## Tasks and exercises
- A) Print the part of the passage on pan-European cooperation that opens with the words containing "The Charter of" and closes with "of the past.".
- B) According to the passage on pan-European cooperation, in what year were the Helsinki Accords turned into the Organization for Security and Cooperation in Europe?
- C) Continue the passage on pan-European cooperation from its last sentence.

Pan-European cooperation balancing power and values
The Cold War divided Europe with a bipolar international distribution of power and an ideological rivalry between capitalism and communism. Following years of dangerous confrontation, a format for pan-European cooperation was pursued to find common ground in the rivalry between both power and regime type.
The Helsinki Accords, also referred to as the Conference on Security and Cooperation in Europe (CSCE), became the founding document for pan-European cooperation. The first article on the principles guiding relations was “sovereign equality” and introduced “respect for human rights” as a topic of discussion in international security. The founding document for a pan-European order intended to promote the “indivisibility of security in Europe.”
The Helsinki Accords influenced former Soviet President Mikhail Gorbachev’s concept of a “Common European Home” that would de-militarize the bloc rivalry and accommodate ideological differences, which was also accompanied by deep reforms within the Soviet Union to open up its system. As the Cold War was declared to be over at the Malta Summit in 1989, there was an opportunity to further deepen the Helsinki Accords.
The Charter of Paris for a New Europe in 1990 became an extension of the Helsinki Accords for an overall European order, which pursued the objective of an “ending of the division of Europe.” The logic of confrontational bloc politics was consigned to the dustbin of history as the “security of every participating state is inseparably linked to that of all the others.”
In 1994, the Helsinki Accords were converted into an official entity, the Organization for Security and Cooperation in Europe (OSCE). It has thus expected that a common European security architecture would replace the bloc politics of the past.

## Data
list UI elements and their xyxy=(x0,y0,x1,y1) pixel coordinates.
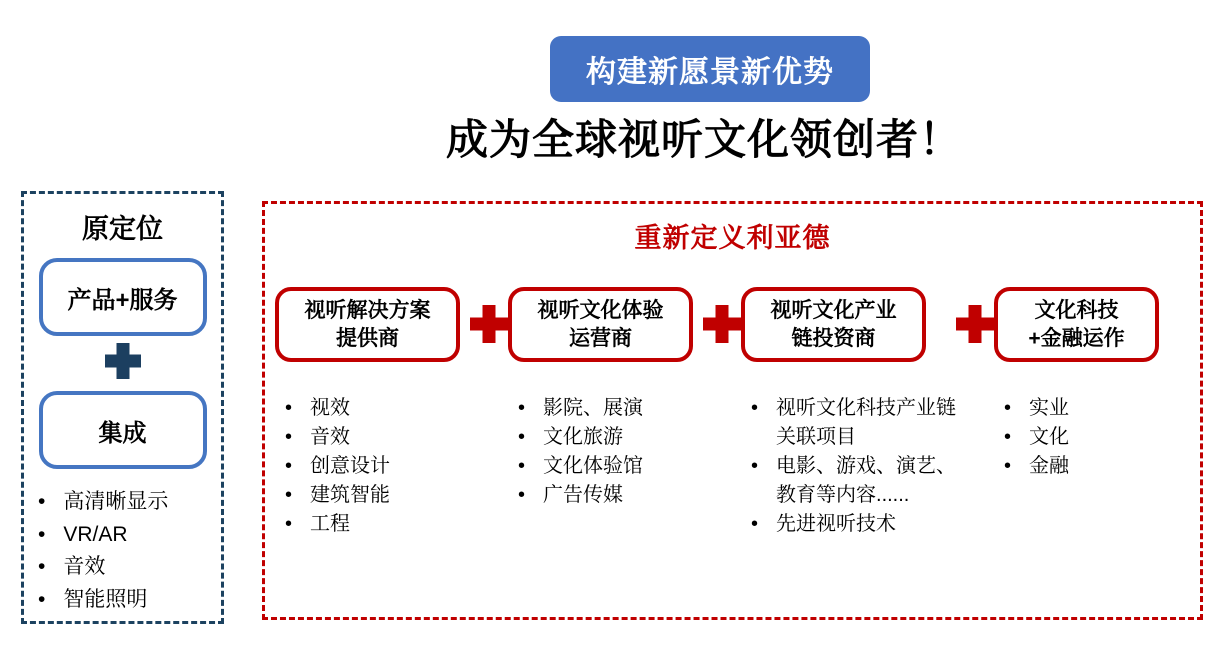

## Outputs for the tasks
- A)
The Charter of Paris for a New Europe in 1990 became an extension of the Helsinki Accords for an overall European order, which pursued the objective of an “ending of the division of Europe.” The logic of confrontational bloc politics was consigned to the dustbin of history as the “security of every participating state is inseparably linked to that of all the others.”
In 1994, the Helsinki Accords were converted into an official entity, the Organization for Security and Cooperation in Europe (OSCE). It has thus expected that a common European security architecture would replace the bloc politics of the past.

- B) 1994

- C)
Continued bloc politics: Decoupling values from power
However, the West instead began to organise Europe within Western-centric institutions by expanding NATO and the EU. The OSCE was rendered impotent as a collective security institution and instead became an instrument for the West to monitor the East.
By developing a new Europe without Russia, the Helsinki Accords became effectively invalid. Values cannot be decoupled from power and the concept of “sovereign equality” and the role of human rights in international security became contradictory. The centrality of liberal values meant that a subject-object relationship was organized between a teacher and a student. The West’s self-subscribed paternalistic “socializing role” meant that liberal democracy and human rights became instruments of sovereign inequality.
While the US-led bloc believed Russia had no legitimate security interests or influence beyond its borders, the West could cite human rights as a reason to interfere in Russia or sideline the UN to bomb Russian allies such as Serbia.
At the OSCE Istanbul Summit in 1999, Russia committed itself to withdraw its peacekeepers from the breakaway regions of both Moldova and Georgia. Yet, as it became evident that Russian peacekeepers would merely be replaced by NATO troops marching towards the East, Moscow felt it had to remain for two reasons: First, NATO was not deemed to be a reliable mediator in these conflict regions and Russia-sympathetic peoples would likely be marginalised.
For a case in point, look to the Baltic States, where the EU supported the closure of OSCE missions despite the reluctance of Estonia and Latvia to offer Russian-speakers basic human rights such as the right to vote. Secondly, NATO expansionism towards Russian borders would become an existential threat to Russia.
The Ukrainian coup in 2014
The Western-backed coup in Ukraine drove the final nail in the coffin of the Helsinki Accords as the foundation for a pan-European order. First, the coup was a manifestation of bloc politics permanently displacing the possibility for a collective security architecture as Ukraine was compelled to choose between the West and Russia.
Second, the justification for the coup demonstrated that liberal values were instrumental to deny sovereign equality. A coup is by definition the illegal and unconstitutional seizure of power by force. Yet, the West repudiated the mere term “coup” as Russian propaganda. A new concept of “democratic revolution” was introduced to legitimize coups. The “democratic” component was confusing, as a democratically elected government had been toppled in a revolt that did not enjoy democratic majority support in the population. The term “revolution,” suggesting the uprooting of deep structures to construct a new political system, was also dishonest, as power was transferred to the opposition.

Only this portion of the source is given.